** begin Input for this task **

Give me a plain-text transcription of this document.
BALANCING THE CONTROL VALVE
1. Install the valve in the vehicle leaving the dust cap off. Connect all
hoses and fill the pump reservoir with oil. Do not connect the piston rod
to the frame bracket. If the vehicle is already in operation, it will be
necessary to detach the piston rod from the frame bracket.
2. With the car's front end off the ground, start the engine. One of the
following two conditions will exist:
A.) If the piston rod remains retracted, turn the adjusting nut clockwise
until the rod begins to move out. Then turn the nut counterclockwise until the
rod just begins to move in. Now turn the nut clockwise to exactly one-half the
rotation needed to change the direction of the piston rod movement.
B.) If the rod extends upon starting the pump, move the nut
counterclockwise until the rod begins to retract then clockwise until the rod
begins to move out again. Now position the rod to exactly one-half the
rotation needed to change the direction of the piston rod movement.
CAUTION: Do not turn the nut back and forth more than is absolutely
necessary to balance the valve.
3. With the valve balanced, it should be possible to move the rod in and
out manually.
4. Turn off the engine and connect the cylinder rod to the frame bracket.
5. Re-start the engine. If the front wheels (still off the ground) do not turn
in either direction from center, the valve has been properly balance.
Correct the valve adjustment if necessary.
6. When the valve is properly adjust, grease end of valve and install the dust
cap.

** end Input for this task **

§ What you should do
Repeat the material above in full, exactly as it stands.

§ Solution for this task
Give me a plain-text transcription of this document.
BALANCING THE CONTROL VALVE
1. Install the valve in the vehicle leaving the dust cap off. Connect all
hoses and fill the pump reservoir with oil. Do not connect the piston rod
to the frame bracket. If the vehicle is already in operation, it will be
necessary to detach the piston rod from the frame bracket.
2. With the car's front end off the ground, start the engine. One of the
following two conditions will exist:
A.) If the piston rod remains retracted, turn the adjusting nut clockwise
until the rod begins to move out. Then turn the nut counterclockwise until the
rod just begins to move in. Now turn the nut clockwise to exactly one-half the
rotation needed to change the direction of the piston rod movement.
B.) If the rod extends upon starting the pump, move the nut
counterclockwise until the rod begins to retract then clockwise until the rod
begins to move out again. Now position the rod to exactly one-half the
rotation needed to change the direction of the piston rod movement.
CAUTION: Do not turn the nut back and forth more than is absolutely
necessary to balance the valve.
3. With the valve balanced, it should be possible to move the rod in and
out manually.
4. Turn off the engine and connect the cylinder rod to the frame bracket.
5. Re-start the engine. If the front wheels (still off the ground) do not turn
in either direction from center, the valve has been properly balance.
Correct the valve adjustment if necessary.
6. When the valve is properly adjust, grease end of valve and install the dust
cap.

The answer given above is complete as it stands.